Report back each line of the records that contains the string "inputFilePath".

--- start of Input for this task ---

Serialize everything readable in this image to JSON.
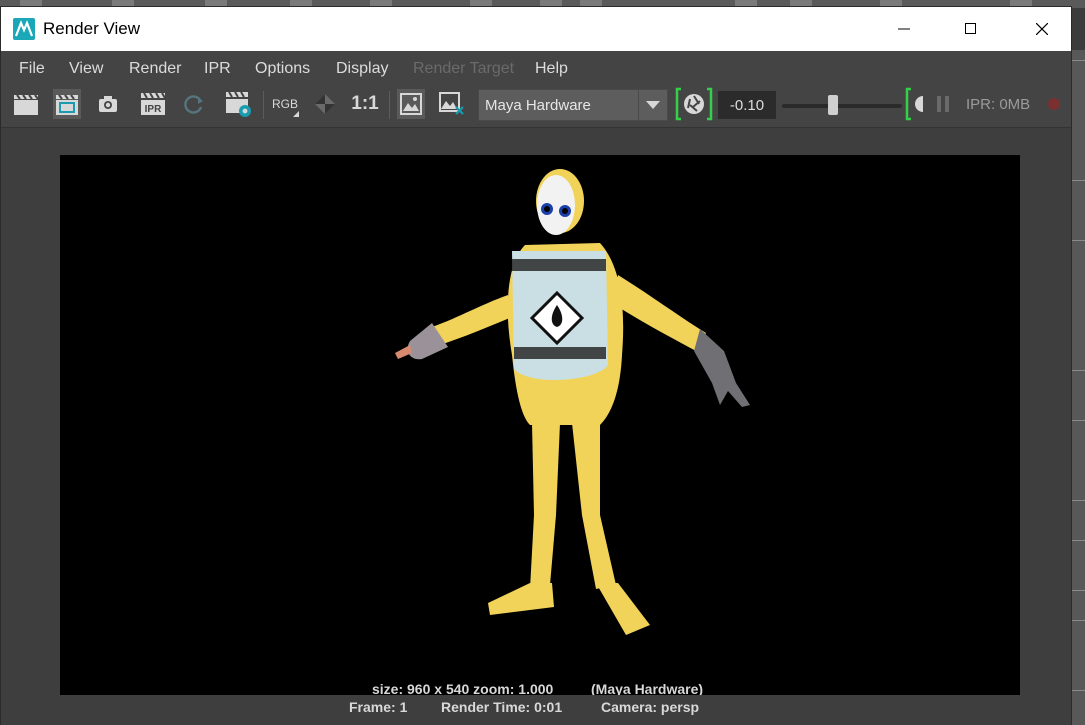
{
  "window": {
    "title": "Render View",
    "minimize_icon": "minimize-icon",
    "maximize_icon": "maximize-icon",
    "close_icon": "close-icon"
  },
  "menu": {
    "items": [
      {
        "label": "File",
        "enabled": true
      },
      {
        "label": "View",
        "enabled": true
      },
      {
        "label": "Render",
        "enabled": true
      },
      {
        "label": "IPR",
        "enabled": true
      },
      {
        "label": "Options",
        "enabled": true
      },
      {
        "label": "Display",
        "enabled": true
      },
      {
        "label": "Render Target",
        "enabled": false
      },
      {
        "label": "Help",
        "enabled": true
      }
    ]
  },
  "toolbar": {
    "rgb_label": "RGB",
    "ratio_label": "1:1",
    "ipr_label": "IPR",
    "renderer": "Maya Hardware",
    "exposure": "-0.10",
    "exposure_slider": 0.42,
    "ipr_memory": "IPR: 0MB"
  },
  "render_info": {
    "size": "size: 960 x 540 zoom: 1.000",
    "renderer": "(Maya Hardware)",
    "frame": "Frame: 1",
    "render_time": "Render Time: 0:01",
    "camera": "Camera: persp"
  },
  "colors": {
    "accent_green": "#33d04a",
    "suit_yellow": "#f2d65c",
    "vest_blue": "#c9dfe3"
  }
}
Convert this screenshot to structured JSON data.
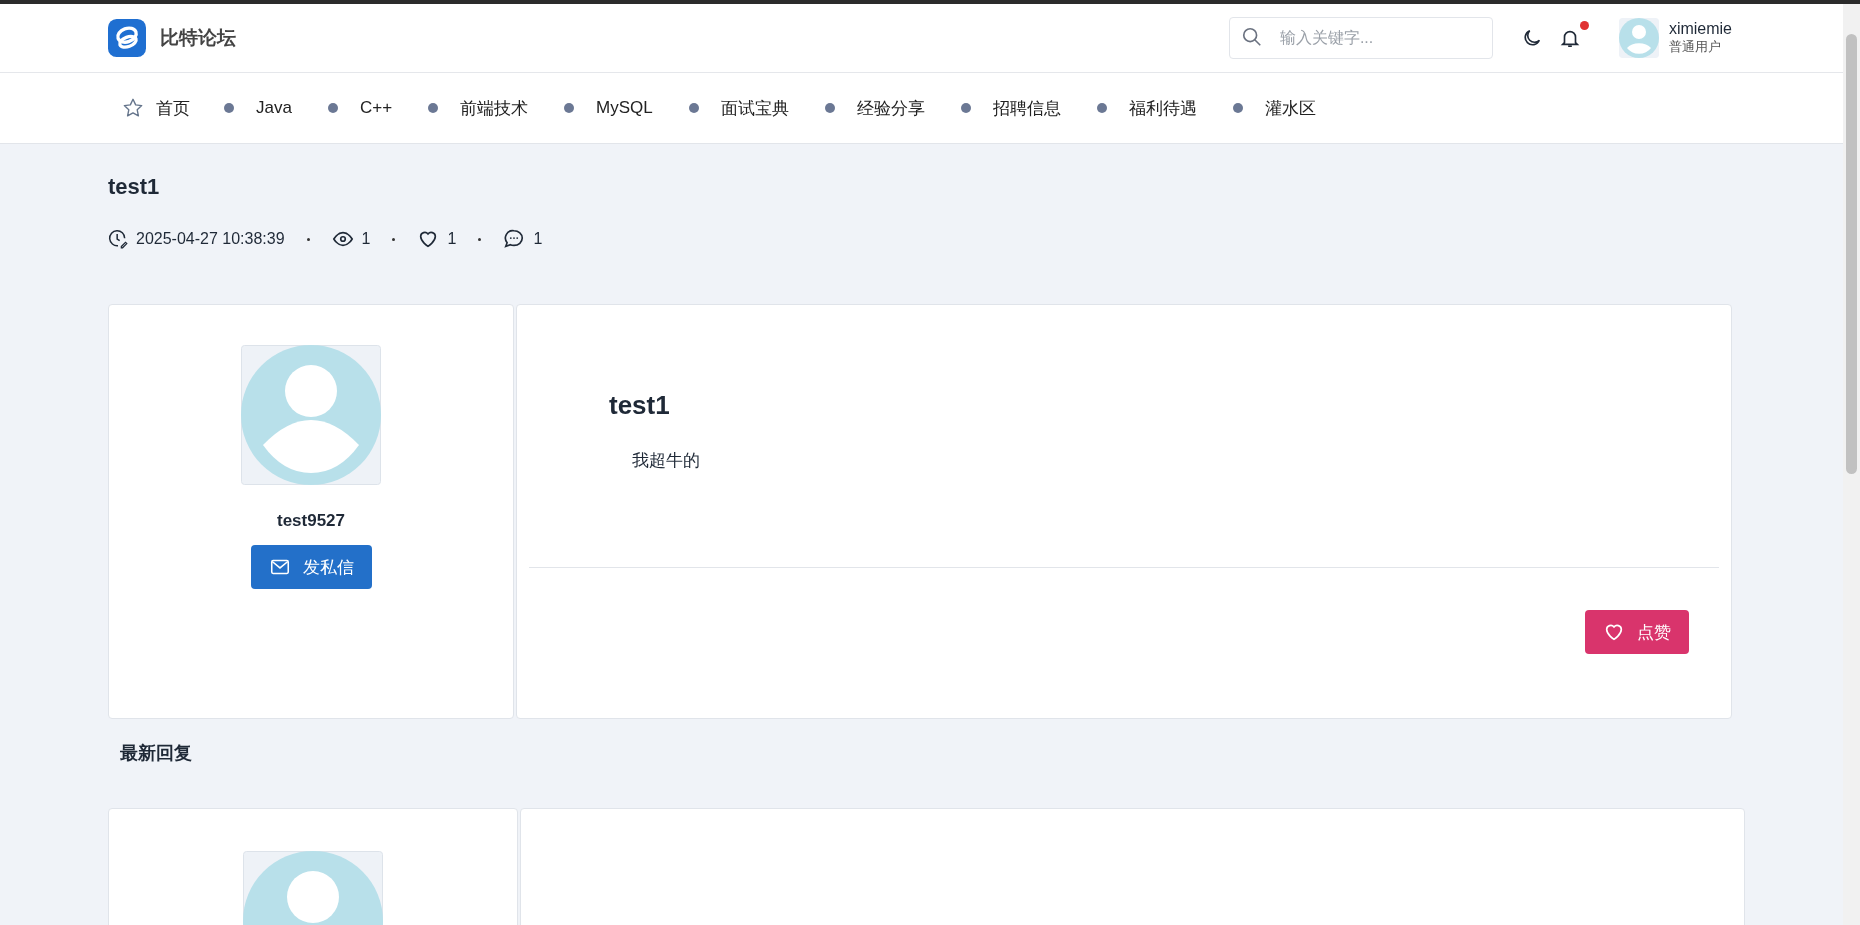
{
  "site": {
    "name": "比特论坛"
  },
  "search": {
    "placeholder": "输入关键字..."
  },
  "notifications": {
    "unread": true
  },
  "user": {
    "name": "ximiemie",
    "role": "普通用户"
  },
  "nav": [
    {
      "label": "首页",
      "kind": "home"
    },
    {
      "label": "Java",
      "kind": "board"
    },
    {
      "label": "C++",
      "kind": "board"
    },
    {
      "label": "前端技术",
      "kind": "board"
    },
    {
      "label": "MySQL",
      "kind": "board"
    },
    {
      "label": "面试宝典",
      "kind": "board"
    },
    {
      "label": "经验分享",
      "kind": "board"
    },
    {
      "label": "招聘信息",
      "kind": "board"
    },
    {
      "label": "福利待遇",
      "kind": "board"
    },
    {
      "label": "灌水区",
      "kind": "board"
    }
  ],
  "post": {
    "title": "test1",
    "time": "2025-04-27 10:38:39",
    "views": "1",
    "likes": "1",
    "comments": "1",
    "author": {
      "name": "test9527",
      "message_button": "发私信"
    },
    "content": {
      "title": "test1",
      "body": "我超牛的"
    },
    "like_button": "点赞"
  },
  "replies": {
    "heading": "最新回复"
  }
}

--- end of Input for this task ---
--- start of Input for this task ---

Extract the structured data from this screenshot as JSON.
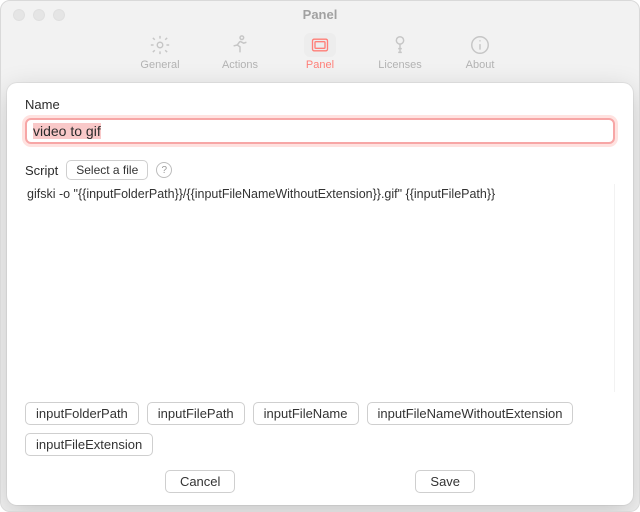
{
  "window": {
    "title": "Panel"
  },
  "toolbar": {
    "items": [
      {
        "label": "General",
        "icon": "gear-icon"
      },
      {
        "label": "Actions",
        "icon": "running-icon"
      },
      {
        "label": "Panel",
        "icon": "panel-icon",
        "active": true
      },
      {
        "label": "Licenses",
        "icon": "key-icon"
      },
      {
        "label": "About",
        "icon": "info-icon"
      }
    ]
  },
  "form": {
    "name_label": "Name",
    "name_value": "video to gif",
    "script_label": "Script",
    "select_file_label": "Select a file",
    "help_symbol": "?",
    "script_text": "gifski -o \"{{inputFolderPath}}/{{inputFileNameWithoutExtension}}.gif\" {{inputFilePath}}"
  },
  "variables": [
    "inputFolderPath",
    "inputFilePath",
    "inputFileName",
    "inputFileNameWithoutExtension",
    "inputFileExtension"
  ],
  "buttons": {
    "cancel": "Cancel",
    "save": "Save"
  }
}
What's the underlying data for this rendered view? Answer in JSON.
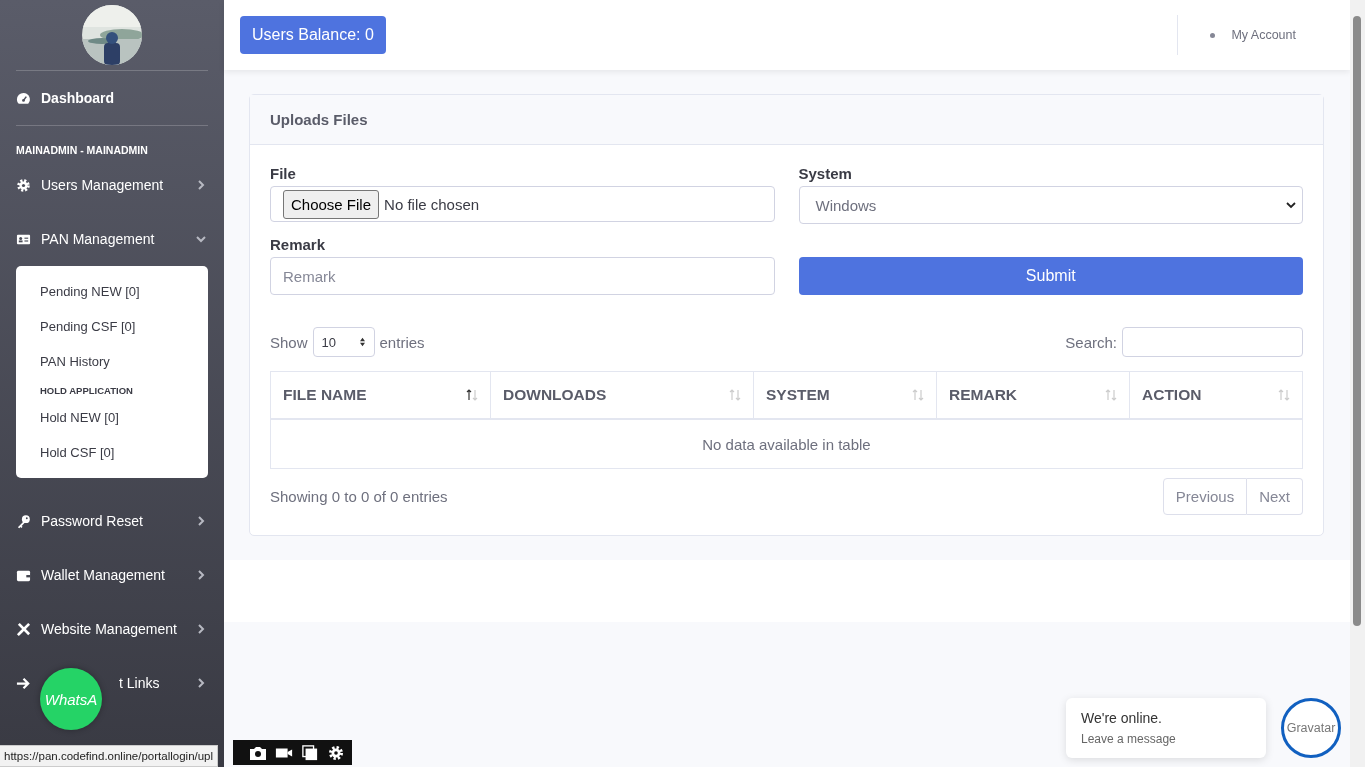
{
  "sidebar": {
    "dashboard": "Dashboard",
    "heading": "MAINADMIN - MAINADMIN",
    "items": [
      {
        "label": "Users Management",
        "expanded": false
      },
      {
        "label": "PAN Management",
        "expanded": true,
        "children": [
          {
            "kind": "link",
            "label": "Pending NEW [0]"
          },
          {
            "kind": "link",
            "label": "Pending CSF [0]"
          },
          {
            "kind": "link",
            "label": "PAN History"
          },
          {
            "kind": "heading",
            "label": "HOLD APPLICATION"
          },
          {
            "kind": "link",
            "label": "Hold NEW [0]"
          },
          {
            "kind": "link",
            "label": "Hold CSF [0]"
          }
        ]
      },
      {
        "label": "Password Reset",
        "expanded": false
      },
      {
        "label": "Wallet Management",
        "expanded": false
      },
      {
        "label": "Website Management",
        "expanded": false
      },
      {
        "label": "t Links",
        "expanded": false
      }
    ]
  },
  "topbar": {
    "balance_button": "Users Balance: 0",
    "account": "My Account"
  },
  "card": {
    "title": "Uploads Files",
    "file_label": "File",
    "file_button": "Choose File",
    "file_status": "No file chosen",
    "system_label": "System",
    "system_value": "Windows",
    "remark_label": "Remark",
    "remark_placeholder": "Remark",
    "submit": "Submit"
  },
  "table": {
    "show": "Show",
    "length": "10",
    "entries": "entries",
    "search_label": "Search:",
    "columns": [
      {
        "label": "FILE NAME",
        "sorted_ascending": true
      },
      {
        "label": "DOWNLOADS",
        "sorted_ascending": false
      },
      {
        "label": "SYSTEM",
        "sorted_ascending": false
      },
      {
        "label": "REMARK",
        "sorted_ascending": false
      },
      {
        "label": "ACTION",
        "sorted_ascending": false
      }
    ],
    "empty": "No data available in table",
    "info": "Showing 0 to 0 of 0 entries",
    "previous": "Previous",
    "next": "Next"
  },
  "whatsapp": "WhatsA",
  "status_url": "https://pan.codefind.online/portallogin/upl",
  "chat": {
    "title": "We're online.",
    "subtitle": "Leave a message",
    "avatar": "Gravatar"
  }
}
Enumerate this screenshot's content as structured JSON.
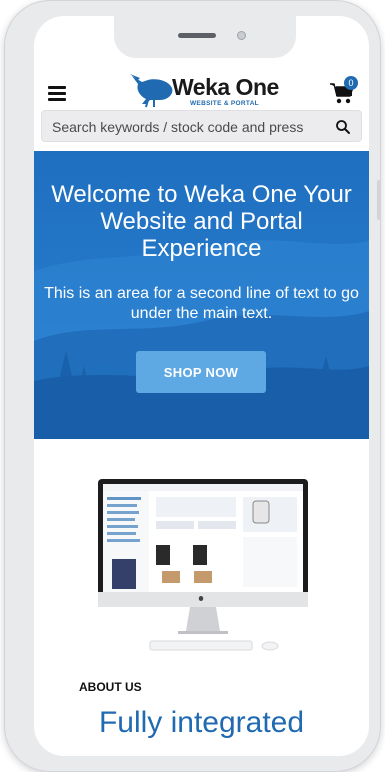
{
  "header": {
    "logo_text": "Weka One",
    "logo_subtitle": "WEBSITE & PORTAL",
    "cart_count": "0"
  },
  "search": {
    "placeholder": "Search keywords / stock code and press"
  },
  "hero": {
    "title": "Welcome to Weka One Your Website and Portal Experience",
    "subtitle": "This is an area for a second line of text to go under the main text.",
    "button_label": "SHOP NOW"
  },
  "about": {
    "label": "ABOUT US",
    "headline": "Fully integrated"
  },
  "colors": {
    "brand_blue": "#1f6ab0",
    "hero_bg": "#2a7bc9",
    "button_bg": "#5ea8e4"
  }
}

--- end of Input for this task ---

The reply ▸
    "script_text": "gifski -o \"{{inputFolderPath}}/{{inputFileNameWithoutExtension}}.gif\" {{inputFilePath}}"
    "inputFilePath",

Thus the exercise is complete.